» **TASK OBJECTIVE**
Would you quote every entry exactly, dropping only the pictures?

» **RECORD SET**
---------------
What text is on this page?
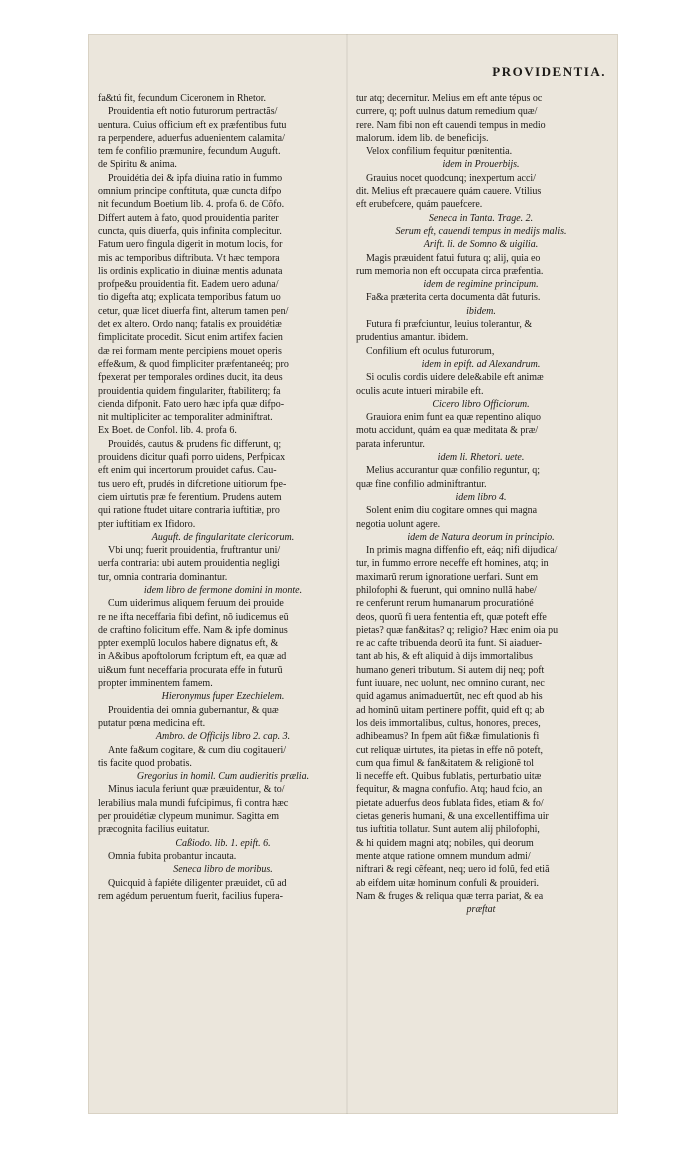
PROVIDENTIA.
fa&tú fit, fecundum Ciceronem in Rhetor.
Prouidentia eft notio futurorum pertractãs/
uentura. Cuius officium eft ex præfentibus futu
ra perpendere, aduerfus aduenientem calamita/
tem fe confilio præmunire, fecundum Auguft.
de Spiritu & anima.
Prouidétia dei & ipfa diuina ratio in fummo
omnium principe conftituta, quæ cuncta difpo
nit fecundum Boetium lib. 4. profa 6. de Cõfo.
Differt autem à fato, quod prouidentia pariter
cuncta, quis diuerfa, quis infinita complecitur.
Fatum uero fingula digerit in motum locis, for
mis ac temporibus diftributa. Vt hæc tempora
lis ordinis explicatio in diuinæ mentis adunata
profpe&u prouidentia fit. Eadem uero aduna/
tio digefta atq; explicata temporibus fatum uo
cetur, quæ licet diuerfa fint, alterum tamen pen/
det ex altero. Ordo nanq; fatalis ex prouidétiæ
fimplicitate procedit. Sicut enim artifex facien
dæ rei formam mente percipiens mouet operis
effe&um, & quod fimpliciter præfentaneéq; pro
fpexerat per temporales ordines ducit, ita deus
prouidentia quidem fingulariter, ftabiliterq; fa
cienda difponit. Fato uero hæc ipfa quæ difpo-
nit multipliciter ac temporaliter adminiftrat.
Ex Boet. de Confol. lib. 4. profa 6.
Prouidés, cautus & prudens fic differunt, q;
prouidens dicitur quafi porro uidens, Perfpicax
eft enim qui incertorum prouidet cafus. Cau-
tus uero eft, prudés in difcretione uitiorum fpe-
ciem uirtutis præ fe ferentium. Prudens autem
qui ratione ftudet uitare contraria iuftitiæ, pro
pter iuftitiam ex Ifidoro.
Auguft. de fingularitate clericorum.
Vbi unq; fuerit prouidentia, fruftrantur uni/
uerfa contraria: ubi autem prouidentia negligi
tur, omnia contraria dominantur.
idem libro de fermone domini in monte.
Cum uiderimus aliquem feruum dei prouide
re ne ifta neceffaria fibi defint, nõ iudicemus eũ
de craftino folicitum effe. Nam & ipfe dominus
ppter exemplũ loculos habere dignatus eft, &
in A&ibus apoftolorum fcriptum eft, ea quæ ad
ui&um funt neceffaria procurata effe in futurũ
propter imminentem famem.
Hieronymus fuper Ezechielem.
Prouidentia dei omnia gubernantur, & quæ
putatur pœna medicina eft.
Ambro. de Officijs libro 2. cap. 3.
Ante fa&um cogitare, & cum diu cogitaueri/
tis facite quod probatis.
Gregorius in homil. Cum audieritis prælia.
Minus iacula feriunt quæ præuidentur, & to/
lerabilius mala mundi fufcipimus, fi contra hæc
per prouidétiæ clypeum munimur. Sagitta em
præcognita facilius euitatur.
Caßiodo. lib. 1. epift. 6.
Omnia fubita probantur incauta.
Seneca libro de moribus.
Quicquid à fapiéte diligenter præuidet, cũ ad
rem agédum peruentum fuerit, facilius fupera-
tur atq; decernitur. Melius em eft ante tépus oc
currere, q; poft uulnus datum remedium quæ/
rere. Nam fibi non eft cauendi tempus in medio
malorum. idem lib. de beneficijs.
Velox confilium fequitur pœnitentia.
idem in Prouerbijs.
Grauius nocet quodcunq; inexpertum acci/
dit. Melius eft præcauere quám cauere. Vtilius
eft erubefcere, quám pauefcere.
Seneca in Tanta. Trage. 2.
Serum eft, cauendi tempus in medijs malis.
Arift. li. de Somno & uigilia.
Magis præuident fatui futura q; alij, quia eo
rum memoria non eft occupata circa præfentia.
idem de regimine principum.
Fa&a præterita certa documenta dãt futuris.
ibidem.
Futura fi præfciuntur, leuius tolerantur, &
prudentius amantur. ibidem.
Confilium eft oculus futurorum,
idem in epift. ad Alexandrum.
Si oculis cordis uidere dele&abile eft animæ
oculis acute intueri mirabile eft.
Cicero libro Officiorum.
Grauiora enim funt ea quæ repentino aliquo
motu accidunt, quám ea quæ meditata & præ/
parata inferuntur.
idem li. Rhetori. uete.
Melius accurantur quæ confilio reguntur, q;
quæ fine confilio adminiftrantur.
idem libro 4.
Solent enim diu cogitare omnes qui magna
negotia uolunt agere.
idem de Natura deorum in principio.
In primis magna diffenfio eft, eáq; nifi dijudica/
tur, in fummo errore neceffe eft homines, atq; in
maximarũ rerum ignoratione uerfari. Sunt em
philofophi & fuerunt, qui omnino nullã habe/
re cenferunt rerum humanarum procuratióné
deos, quorũ fi uera fententia eft, quæ poteft effe
pietas? quæ fan&itas? q; religio? Hæc enim oia pu
re ac cafte tribuenda deorũ ita funt. Si aiaduer-
tant ab his, & eft aliquid à dijs immortalibus
humano generi tributum. Si autem dij neq; poft
funt iuuare, nec uolunt, nec omnino curant, nec
quid agamus animaduertũt, nec eft quod ab his
ad hominũ uitam pertinere poffit, quid eft q; ab
los deis immortalibus, cultus, honores, preces,
adhibeamus? In fpem aũt fi&æ fimulationis fi
cut reliquæ uirtutes, ita pietas in effe nõ poteft,
cum qua fimul & fan&itatem & religionẽ tol
li neceffe eft. Quibus fublatis, perturbatio uitæ
fequitur, & magna confufio. Atq; haud fcio, an
pietate aduerfus deos fublata fides, etiam & fo/
cietas generis humani, & una excellentiffima uir
tus iuftitia tollatur. Sunt autem alij philofophi,
& hi quidem magni atq; nobiles, qui deorum
mente atque ratione omnem mundum admi/
niftrari & regi cẽfeant, neq; uero id folũ, fed etiã
ab eifdem uitæ hominum confuli & prouideri.
Nam & fruges & reliqua quæ terra pariat, & ea
præftat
---------------
» **CORRECT OUTPUT**
What text is on this page?
PROVIDENTIA.
fa&tú fit, fecundum Ciceronem in Rhetor.
Prouidentia eft notio futurorum pertractãs/
uentura. Cuius officium eft ex præfentibus futu
ra perpendere, aduerfus aduenientem calamita/
tem fe confilio præmunire, fecundum Auguft.
de Spiritu & anima.
Prouidétia dei & ipfa diuina ratio in fummo
omnium principe conftituta, quæ cuncta difpo
nit fecundum Boetium lib. 4. profa 6. de Cõfo.
Differt autem à fato, quod prouidentia pariter
cuncta, quis diuerfa, quis infinita complecitur.
Fatum uero fingula digerit in motum locis, for
mis ac temporibus diftributa. Vt hæc tempora
lis ordinis explicatio in diuinæ mentis adunata
profpe&u prouidentia fit. Eadem uero aduna/
tio digefta atq; explicata temporibus fatum uo
cetur, quæ licet diuerfa fint, alterum tamen pen/
det ex altero. Ordo nanq; fatalis ex prouidétiæ
fimplicitate procedit. Sicut enim artifex facien
dæ rei formam mente percipiens mouet operis
effe&um, & quod fimpliciter præfentaneéq; pro
fpexerat per temporales ordines ducit, ita deus
prouidentia quidem fingulariter, ftabiliterq; fa
cienda difponit. Fato uero hæc ipfa quæ difpo-
nit multipliciter ac temporaliter adminiftrat.
Ex Boet. de Confol. lib. 4. profa 6.
Prouidés, cautus & prudens fic differunt, q;
prouidens dicitur quafi porro uidens, Perfpicax
eft enim qui incertorum prouidet cafus. Cau-
tus uero eft, prudés in difcretione uitiorum fpe-
ciem uirtutis præ fe ferentium. Prudens autem
qui ratione ftudet uitare contraria iuftitiæ, pro
pter iuftitiam ex Ifidoro.
Auguft. de fingularitate clericorum.
Vbi unq; fuerit prouidentia, fruftrantur uni/
uerfa contraria: ubi autem prouidentia negligi
tur, omnia contraria dominantur.
idem libro de fermone domini in monte.
Cum uiderimus aliquem feruum dei prouide
re ne ifta neceffaria fibi defint, nõ iudicemus eũ
de craftino folicitum effe. Nam & ipfe dominus
ppter exemplũ loculos habere dignatus eft, &
in A&ibus apoftolorum fcriptum eft, ea quæ ad
ui&um funt neceffaria procurata effe in futurũ
propter imminentem famem.
Hieronymus fuper Ezechielem.
Prouidentia dei omnia gubernantur, & quæ
putatur pœna medicina eft.
Ambro. de Officijs libro 2. cap. 3.
Ante fa&um cogitare, & cum diu cogitaueri/
tis facite quod probatis.
Gregorius in homil. Cum audieritis prælia.
Minus iacula feriunt quæ præuidentur, & to/
lerabilius mala mundi fufcipimus, fi contra hæc
per prouidétiæ clypeum munimur. Sagitta em
præcognita facilius euitatur.
Caßiodo. lib. 1. epift. 6.
Omnia fubita probantur incauta.
Seneca libro de moribus.
Quicquid à fapiéte diligenter præuidet, cũ ad
rem agédum peruentum fuerit, facilius fupera-
tur atq; decernitur. Melius em eft ante tépus oc
currere, q; poft uulnus datum remedium quæ/
rere. Nam fibi non eft cauendi tempus in medio
malorum. idem lib. de beneficijs.
Velox confilium fequitur pœnitentia.
idem in Prouerbijs.
Grauius nocet quodcunq; inexpertum acci/
dit. Melius eft præcauere quám cauere. Vtilius
eft erubefcere, quám pauefcere.
Seneca in Tanta. Trage. 2.
Serum eft, cauendi tempus in medijs malis.
Arift. li. de Somno & uigilia.
Magis præuident fatui futura q; alij, quia eo
rum memoria non eft occupata circa præfentia.
idem de regimine principum.
Fa&a præterita certa documenta dãt futuris.
ibidem.
Futura fi præfciuntur, leuius tolerantur, &
prudentius amantur. ibidem.
Confilium eft oculus futurorum,
idem in epift. ad Alexandrum.
Si oculis cordis uidere dele&abile eft animæ
oculis acute intueri mirabile eft.
Cicero libro Officiorum.
Grauiora enim funt ea quæ repentino aliquo
motu accidunt, quám ea quæ meditata & præ/
parata inferuntur.
idem li. Rhetori. uete.
Melius accurantur quæ confilio reguntur, q;
quæ fine confilio adminiftrantur.
idem libro 4.
Solent enim diu cogitare omnes qui magna
negotia uolunt agere.
idem de Natura deorum in principio.
In primis magna diffenfio eft, eáq; nifi dijudica/
tur, in fummo errore neceffe eft homines, atq; in
maximarũ rerum ignoratione uerfari. Sunt em
philofophi & fuerunt, qui omnino nullã habe/
re cenferunt rerum humanarum procuratióné
deos, quorũ fi uera fententia eft, quæ poteft effe
pietas? quæ fan&itas? q; religio? Hæc enim oia pu
re ac cafte tribuenda deorũ ita funt. Si aiaduer-
tant ab his, & eft aliquid à dijs immortalibus
humano generi tributum. Si autem dij neq; poft
funt iuuare, nec uolunt, nec omnino curant, nec
quid agamus animaduertũt, nec eft quod ab his
ad hominũ uitam pertinere poffit, quid eft q; ab
los deis immortalibus, cultus, honores, preces,
adhibeamus? In fpem aũt fi&æ fimulationis fi
cut reliquæ uirtutes, ita pietas in effe nõ poteft,
cum qua fimul & fan&itatem & religionẽ tol
li neceffe eft. Quibus fublatis, perturbatio uitæ
fequitur, & magna confufio. Atq; haud fcio, an
pietate aduerfus deos fublata fides, etiam & fo/
cietas generis humani, & una excellentiffima uir
tus iuftitia tollatur. Sunt autem alij philofophi,
& hi quidem magni atq; nobiles, qui deorum
mente atque ratione omnem mundum admi/
niftrari & regi cẽfeant, neq; uero id folũ, fed etiã
ab eifdem uitæ hominum confuli & prouideri.
Nam & fruges & reliqua quæ terra pariat, & ea
præftat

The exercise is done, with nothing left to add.